» EXTRACTED MATERIAL
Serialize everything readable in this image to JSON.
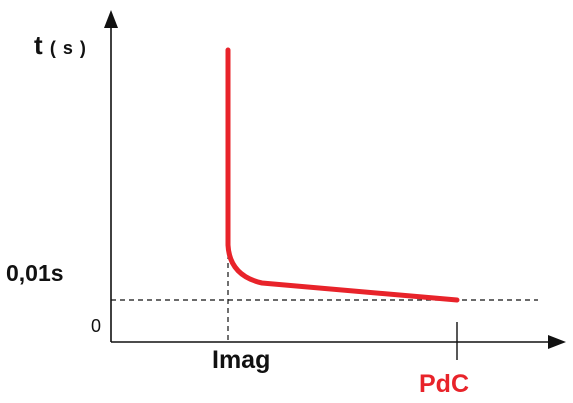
{
  "diagram": {
    "y_axis_label": "t",
    "y_axis_unit": "( s )",
    "y_reference_label": "0,01s",
    "origin_label": "0",
    "x_marker_imag": "Imag",
    "x_marker_pdc": "PdC",
    "colors": {
      "curve": "#e8232a",
      "pdc_label": "#e8232a",
      "axes": "#111111"
    }
  }
}
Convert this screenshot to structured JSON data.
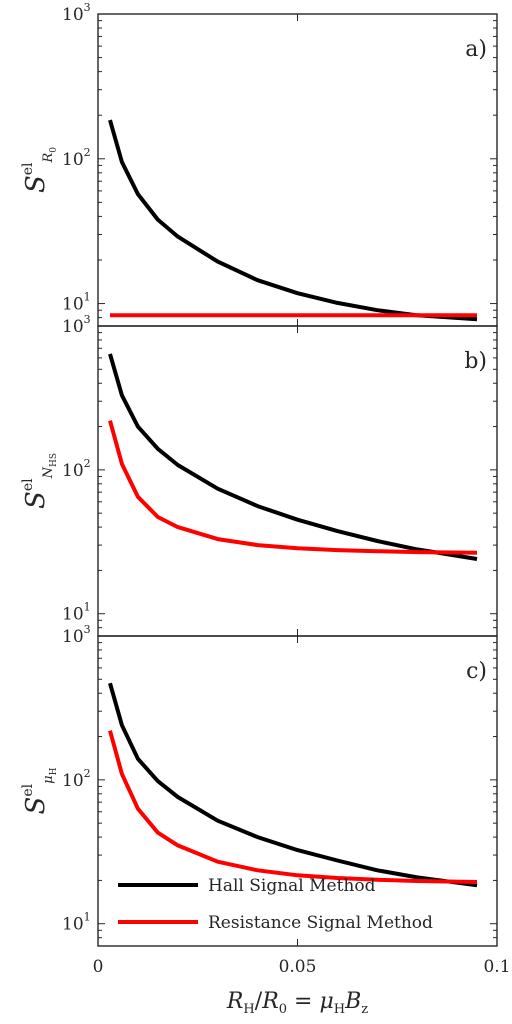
{
  "chart_data": [
    {
      "type": "line",
      "panel_label": "a)",
      "ylabel": {
        "base": "S",
        "sup": "el",
        "sub": "R",
        "subsub": "0"
      },
      "yscale": "log",
      "xlim": [
        0,
        0.1
      ],
      "ylim": [
        7,
        1000
      ],
      "yticks": [
        {
          "value": 10,
          "label": "10",
          "exp": "1"
        },
        {
          "value": 100,
          "label": "10",
          "exp": "2"
        },
        {
          "value": 1000,
          "label": "10",
          "exp": "3"
        }
      ],
      "series": [
        {
          "color": "#000000",
          "x": [
            0.003,
            0.006,
            0.01,
            0.015,
            0.02,
            0.03,
            0.04,
            0.05,
            0.06,
            0.07,
            0.08,
            0.095
          ],
          "y": [
            185,
            95,
            57,
            38,
            29,
            19.5,
            14.5,
            11.8,
            10.1,
            9.0,
            8.3,
            7.8
          ]
        },
        {
          "color": "#ff0000",
          "x": [
            0.003,
            0.095
          ],
          "y": [
            8.3,
            8.3
          ]
        }
      ]
    },
    {
      "type": "line",
      "panel_label": "b)",
      "ylabel": {
        "base": "S",
        "sup": "el",
        "sub": "N",
        "subsub": "HS"
      },
      "yscale": "log",
      "xlim": [
        0,
        0.1
      ],
      "ylim": [
        7,
        1000
      ],
      "yticks": [
        {
          "value": 10,
          "label": "10",
          "exp": "1"
        },
        {
          "value": 100,
          "label": "10",
          "exp": "2"
        },
        {
          "value": 1000,
          "label": "10",
          "exp": "3"
        }
      ],
      "series": [
        {
          "color": "#000000",
          "x": [
            0.003,
            0.006,
            0.01,
            0.015,
            0.02,
            0.03,
            0.04,
            0.05,
            0.06,
            0.07,
            0.08,
            0.095
          ],
          "y": [
            640,
            330,
            200,
            140,
            108,
            74,
            56,
            45,
            37.5,
            32,
            28,
            24
          ]
        },
        {
          "color": "#ff0000",
          "x": [
            0.003,
            0.006,
            0.01,
            0.015,
            0.02,
            0.03,
            0.04,
            0.05,
            0.06,
            0.07,
            0.08,
            0.095
          ],
          "y": [
            220,
            110,
            65,
            47,
            40,
            33,
            30,
            28.5,
            27.7,
            27.2,
            26.8,
            26.5
          ]
        }
      ]
    },
    {
      "type": "line",
      "panel_label": "c)",
      "ylabel": {
        "base": "S",
        "sup": "el",
        "sub": "μ",
        "subsub": "H"
      },
      "yscale": "log",
      "xlim": [
        0,
        0.1
      ],
      "ylim": [
        7,
        1000
      ],
      "xticks": [
        0,
        0.05,
        0.1
      ],
      "xticklabels": [
        "0",
        "0.05",
        "0.1"
      ],
      "xlabel": {
        "p1": "R",
        "s1": "H",
        "p2": "/",
        "p3": "R",
        "s3": "0",
        "p4": " = ",
        "p5": "μ",
        "s5": "H",
        "p6": "B",
        "s6": "z"
      },
      "yticks": [
        {
          "value": 10,
          "label": "10",
          "exp": "1"
        },
        {
          "value": 100,
          "label": "10",
          "exp": "2"
        },
        {
          "value": 1000,
          "label": "10",
          "exp": "3"
        }
      ],
      "series": [
        {
          "name": "Hall Signal Method",
          "color": "#000000",
          "x": [
            0.003,
            0.006,
            0.01,
            0.015,
            0.02,
            0.03,
            0.04,
            0.05,
            0.06,
            0.07,
            0.08,
            0.095
          ],
          "y": [
            470,
            240,
            140,
            98,
            76,
            52,
            40,
            32.5,
            27.5,
            23.5,
            21,
            18.5
          ]
        },
        {
          "name": "Resistance Signal Method",
          "color": "#ff0000",
          "x": [
            0.003,
            0.006,
            0.01,
            0.015,
            0.02,
            0.03,
            0.04,
            0.05,
            0.06,
            0.07,
            0.08,
            0.095
          ],
          "y": [
            220,
            110,
            63,
            43,
            35,
            27,
            23.5,
            21.7,
            20.8,
            20.2,
            19.8,
            19.5
          ]
        }
      ],
      "legend_location": "bottom"
    }
  ]
}
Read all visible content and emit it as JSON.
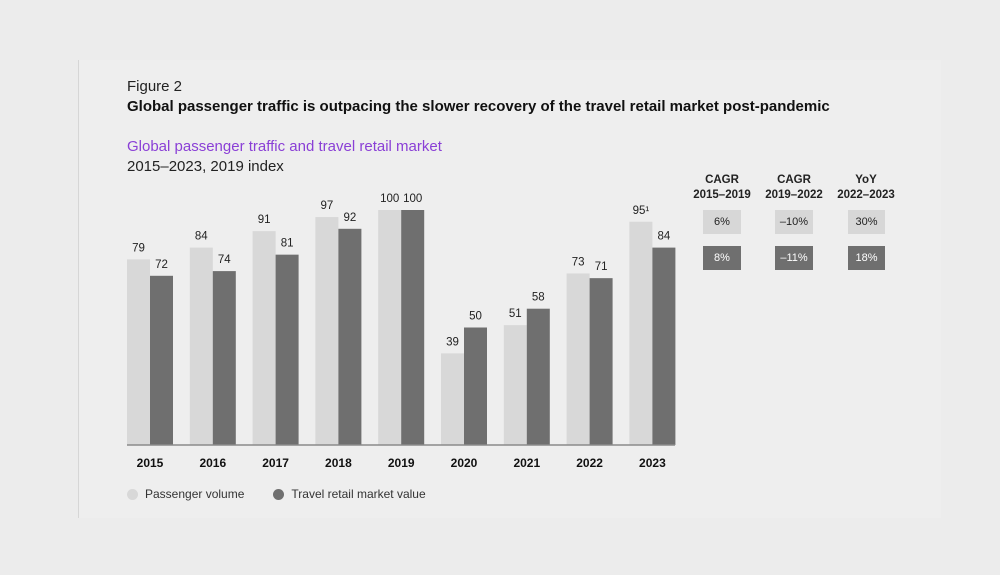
{
  "figure": {
    "label": "Figure 2",
    "title": "Global passenger traffic is outpacing the slower recovery of the travel retail market post-pandemic"
  },
  "chart_data": {
    "type": "bar",
    "title": "Global passenger traffic and travel retail market",
    "subtitle": "2015–2023, 2019 index",
    "categories": [
      "2015",
      "2016",
      "2017",
      "2018",
      "2019",
      "2020",
      "2021",
      "2022",
      "2023"
    ],
    "series": [
      {
        "name": "Passenger volume",
        "color": "#d8d8d8",
        "values": [
          79,
          84,
          91,
          97,
          100,
          39,
          51,
          73,
          95
        ],
        "labels": [
          "79",
          "84",
          "91",
          "97",
          "100",
          "39",
          "51",
          "73",
          "95¹"
        ]
      },
      {
        "name": "Travel retail market value",
        "color": "#6f6f6f",
        "values": [
          72,
          74,
          81,
          92,
          100,
          50,
          58,
          71,
          84
        ],
        "labels": [
          "72",
          "74",
          "81",
          "92",
          "100",
          "50",
          "58",
          "71",
          "84"
        ]
      }
    ],
    "ylim": [
      0,
      100
    ],
    "xlabel": "",
    "ylabel": "",
    "legend_position": "bottom-left"
  },
  "growth_table": {
    "columns": [
      {
        "line1": "CAGR",
        "line2": "2015–2019",
        "passenger": "6%",
        "retail": "8%"
      },
      {
        "line1": "CAGR",
        "line2": "2019–2022",
        "passenger": "–10%",
        "retail": "–11%"
      },
      {
        "line1": "YoY",
        "line2": "2022–2023",
        "passenger": "30%",
        "retail": "18%"
      }
    ]
  }
}
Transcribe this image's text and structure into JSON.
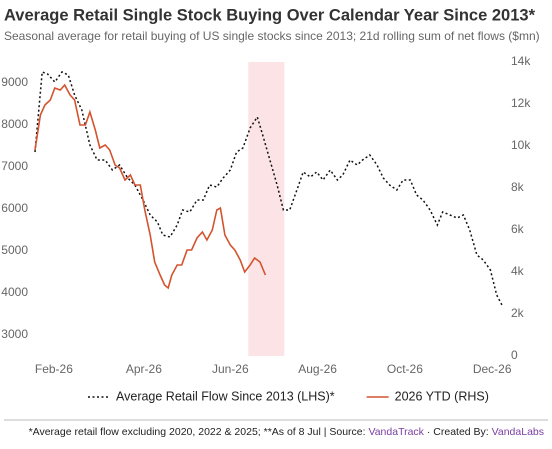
{
  "chart_data": {
    "type": "line",
    "title": "Average Retail Single Stock Buying Over Calendar Year Since 2013*",
    "subtitle": "Seasonal average for retail buying of US single stocks since 2013; 21d rolling sum of net flows ($mn)",
    "xlim": [
      0,
      52
    ],
    "xticks": [
      {
        "value": 2.1,
        "label": "Feb-26"
      },
      {
        "value": 12.1,
        "label": "Apr-26"
      },
      {
        "value": 21.7,
        "label": "Jun-26"
      },
      {
        "value": 31.4,
        "label": "Aug-26"
      },
      {
        "value": 41.1,
        "label": "Oct-26"
      },
      {
        "value": 50.8,
        "label": "Dec-26"
      }
    ],
    "ylim": [
      2500,
      9500
    ],
    "yticks": [
      3000,
      4000,
      5000,
      6000,
      7000,
      8000,
      9000
    ],
    "y2lim": [
      0,
      14000
    ],
    "y2ticks": [
      0,
      {
        "value": 2000,
        "label": "2k"
      },
      {
        "value": 4000,
        "label": "4k"
      },
      {
        "value": 6000,
        "label": "6k"
      },
      {
        "value": 8000,
        "label": "8k"
      },
      {
        "value": 10000,
        "label": "10k"
      },
      {
        "value": 12000,
        "label": "12k"
      },
      {
        "value": 14000,
        "label": "14k"
      }
    ],
    "highlight": {
      "xlim": [
        23.7,
        27.7
      ],
      "color": "#fbe3e6"
    },
    "series": [
      {
        "name": "Average Retail Flow Since 2013 (LHS)*",
        "color": "#111111",
        "dash": "dotted",
        "axis": "y",
        "x": [
          0,
          0.8,
          1.4,
          2.2,
          3,
          3.7,
          4.4,
          5.2,
          6.1,
          6.9,
          7.8,
          8.6,
          9.4,
          10.3,
          11.1,
          12,
          12.8,
          13.6,
          14.2,
          15,
          15.8,
          16.4,
          17.2,
          18,
          18.7,
          19.4,
          20.2,
          20.9,
          21.7,
          22.4,
          23.1,
          23.9,
          24.7,
          25.3,
          26.1,
          26.9,
          27.6,
          28.3,
          29.1,
          29.8,
          30.6,
          31.3,
          32,
          32.8,
          33.6,
          34.2,
          35,
          35.8,
          36.4,
          37.2,
          38,
          38.7,
          39.4,
          40.2,
          40.9,
          41.7,
          42.4,
          43.1,
          43.9,
          44.7,
          45.3,
          46.1,
          46.9,
          47.6,
          48.3,
          49.1,
          49.8,
          50.6,
          51.3,
          52
        ],
        "values": [
          7357,
          9262,
          9214,
          9024,
          9262,
          9190,
          8714,
          8357,
          7524,
          7167,
          7167,
          6929,
          7048,
          6738,
          6571,
          6214,
          5857,
          5690,
          5381,
          5333,
          5619,
          5976,
          5929,
          6214,
          6214,
          6571,
          6524,
          6738,
          6929,
          7357,
          7452,
          7929,
          8190,
          7762,
          7167,
          6571,
          5976,
          5976,
          6452,
          6881,
          6762,
          6881,
          6690,
          6929,
          6690,
          6810,
          7167,
          7048,
          7167,
          7286,
          7048,
          6738,
          6571,
          6452,
          6690,
          6690,
          6333,
          6214,
          5976,
          5619,
          5929,
          5857,
          5786,
          5857,
          5500,
          4905,
          4786,
          4548,
          3952,
          3667
        ]
      },
      {
        "name": "2026 YTD (RHS)",
        "color": "#d4532f",
        "dash": "solid",
        "axis": "y2",
        "x": [
          0,
          0.6,
          1.1,
          1.7,
          2.2,
          2.8,
          3.3,
          3.9,
          4.4,
          5,
          5.6,
          6.1,
          6.7,
          7.2,
          7.8,
          8.3,
          8.9,
          9.4,
          10,
          10.6,
          11.1,
          11.7,
          12.2,
          12.8,
          13.3,
          13.9,
          14.4,
          14.8,
          15.2,
          15.8,
          16.3,
          16.9,
          17.4,
          18,
          18.6,
          19.1,
          19.7,
          20.2,
          20.6,
          21.1,
          21.7,
          22.2,
          22.8,
          23.3,
          23.9,
          24.4,
          25,
          25.6
        ],
        "values": [
          9810,
          11476,
          11952,
          12190,
          12762,
          12667,
          12905,
          12429,
          12190,
          11000,
          11000,
          11619,
          10762,
          9905,
          10048,
          9810,
          9095,
          8952,
          8381,
          8619,
          8143,
          8143,
          6952,
          5762,
          4476,
          3857,
          3381,
          3238,
          3857,
          4333,
          4333,
          5048,
          5048,
          5619,
          5905,
          5524,
          6000,
          6952,
          7048,
          5762,
          5286,
          5048,
          4571,
          4000,
          4333,
          4667,
          4476,
          3857
        ]
      }
    ],
    "footnote": [
      "*Average retail flow excluding 2020, 2022 & 2025; **As of 8 Jul | Source: ",
      "VandaTrack",
      " · Created By: ",
      "VandaLabs"
    ]
  }
}
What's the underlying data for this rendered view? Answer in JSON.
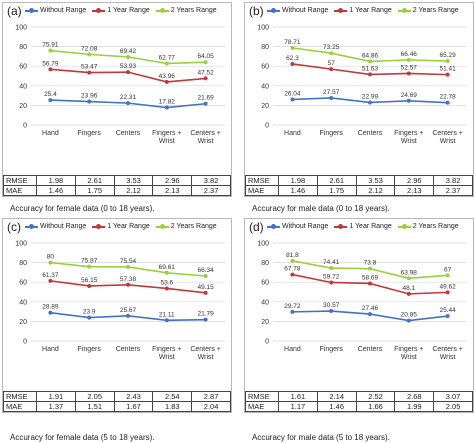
{
  "colors": {
    "without": "#4472c4",
    "one_year": "#c0393b",
    "two_years": "#9bcf3e"
  },
  "chart_data": [
    {
      "type": "line",
      "panel_label": "(a)",
      "categories": [
        "Hand",
        "Fingers",
        "Centers",
        "Fingers +\nWrist",
        "Centers +\nWrist"
      ],
      "ylim": [
        0,
        100
      ],
      "yticks": [
        0,
        20,
        40,
        60,
        80,
        100
      ],
      "grid": true,
      "legend": "top",
      "series": [
        {
          "name": "Without Range",
          "values": [
            25.4,
            23.96,
            22.31,
            17.82,
            21.69
          ]
        },
        {
          "name": "1 Year Range",
          "values": [
            56.79,
            53.47,
            53.93,
            43.96,
            47.52
          ]
        },
        {
          "name": "2 Years Range",
          "values": [
            75.91,
            72.08,
            69.42,
            62.77,
            64.05
          ]
        }
      ],
      "labels": [
        [
          "25.4",
          "23.96",
          "22.31",
          "17.82",
          "21.69"
        ],
        [
          "56.79",
          "53.47",
          "53.93",
          "43.96",
          "47.52"
        ],
        [
          "75.91",
          "72.08",
          "69.42",
          "62.77",
          "64.05"
        ]
      ],
      "table": [
        {
          "metric": "RMSE",
          "values": [
            "1.98",
            "2.61",
            "3.53",
            "2.96",
            "3.82"
          ]
        },
        {
          "metric": "MAE",
          "values": [
            "1.46",
            "1.75",
            "2.12",
            "2.13",
            "2.37"
          ]
        }
      ],
      "caption": "Accuracy for female data (0 to 18 years)."
    },
    {
      "type": "line",
      "panel_label": "(b)",
      "categories": [
        "Hand",
        "Fingers",
        "Centers",
        "Fingers +\nWrist",
        "Centers +\nWrist"
      ],
      "ylim": [
        0,
        100
      ],
      "yticks": [
        0,
        20,
        40,
        60,
        80,
        100
      ],
      "grid": true,
      "legend": "top",
      "series": [
        {
          "name": "Without Range",
          "values": [
            26.04,
            27.57,
            22.99,
            24.69,
            22.78
          ]
        },
        {
          "name": "1 Year Range",
          "values": [
            62.3,
            57,
            51.63,
            52.57,
            51.41
          ]
        },
        {
          "name": "2 Years Range",
          "values": [
            78.71,
            73.25,
            64.86,
            66.46,
            65.29
          ]
        }
      ],
      "labels": [
        [
          "26.04",
          "27.57",
          "22.99",
          "24.69",
          "22.78"
        ],
        [
          "62.3",
          "57",
          "51.63",
          "52.57",
          "51.41"
        ],
        [
          "78.71",
          "73.25",
          "64.86",
          "66.46",
          "65.29"
        ]
      ],
      "table": [
        {
          "metric": "RMSE",
          "values": [
            "1.98",
            "2.61",
            "3.53",
            "2.96",
            "3.82"
          ]
        },
        {
          "metric": "MAE",
          "values": [
            "1.46",
            "1.75",
            "2.12",
            "2.13",
            "2.37"
          ]
        }
      ],
      "caption": "Accuracy for male data (0 to 18 years)."
    },
    {
      "type": "line",
      "panel_label": "(c)",
      "categories": [
        "Hand",
        "Fingers",
        "Centers",
        "Fingers +\nWrist",
        "Centers +\nWrist"
      ],
      "ylim": [
        0,
        100
      ],
      "yticks": [
        0,
        20,
        40,
        60,
        80,
        100
      ],
      "grid": true,
      "legend": "top",
      "series": [
        {
          "name": "Without Range",
          "values": [
            28.89,
            23.9,
            25.67,
            21.11,
            21.79
          ]
        },
        {
          "name": "1 Year Range",
          "values": [
            61.37,
            56.15,
            57.38,
            53.6,
            49.15
          ]
        },
        {
          "name": "2 Years Range",
          "values": [
            80,
            75.87,
            75.54,
            69.61,
            66.34
          ]
        }
      ],
      "labels": [
        [
          "28.89",
          "23.9",
          "25.67",
          "21.11",
          "21.79"
        ],
        [
          "61.37",
          "56.15",
          "57.38",
          "53.6",
          "49.15"
        ],
        [
          "80",
          "75.87",
          "75.54",
          "69.61",
          "66.34"
        ]
      ],
      "table": [
        {
          "metric": "RMSE",
          "values": [
            "1.91",
            "2.05",
            "2.43",
            "2.54",
            "2.87"
          ]
        },
        {
          "metric": "MAE",
          "values": [
            "1.37",
            "1.51",
            "1.67",
            "1.83",
            "2.04"
          ]
        }
      ],
      "caption": "Accuracy for female data (5 to 18 years)."
    },
    {
      "type": "line",
      "panel_label": "(d)",
      "categories": [
        "Hand",
        "Fingers",
        "Centers",
        "Fingers +\nWrist",
        "Centers +\nWrist"
      ],
      "ylim": [
        0,
        100
      ],
      "yticks": [
        0,
        20,
        40,
        60,
        80,
        100
      ],
      "grid": true,
      "legend": "top",
      "series": [
        {
          "name": "Without Range",
          "values": [
            29.72,
            30.57,
            27.46,
            20.85,
            25.44
          ]
        },
        {
          "name": "1 Year Range",
          "values": [
            67.78,
            59.72,
            58.69,
            48.1,
            49.62
          ]
        },
        {
          "name": "2 Years Range",
          "values": [
            81.8,
            74.41,
            73.8,
            63.98,
            67
          ]
        }
      ],
      "labels": [
        [
          "29.72",
          "30.57",
          "27.46",
          "20.85",
          "25.44"
        ],
        [
          "67.78",
          "59.72",
          "58.69",
          "48.1",
          "49.62"
        ],
        [
          "81.8",
          "74.41",
          "73.8",
          "63.98",
          "67"
        ]
      ],
      "table": [
        {
          "metric": "RMSE",
          "values": [
            "1.61",
            "2.14",
            "2.52",
            "2.68",
            "3.07"
          ]
        },
        {
          "metric": "MAE",
          "values": [
            "1.17",
            "1.46",
            "1.66",
            "1.99",
            "2.05"
          ]
        }
      ],
      "caption": "Accuracy for male data (5 to 18 years)."
    }
  ]
}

» PROMPT
Go through the entries and return each line where the word "Accuracy" appears.

» RIGHT ANSWER
      "caption": "Accuracy for female data (0 to 18 years)."
      "caption": "Accuracy for male data (0 to 18 years)."
      "caption": "Accuracy for female data (5 to 18 years)."
      "caption": "Accuracy for male data (5 to 18 years)."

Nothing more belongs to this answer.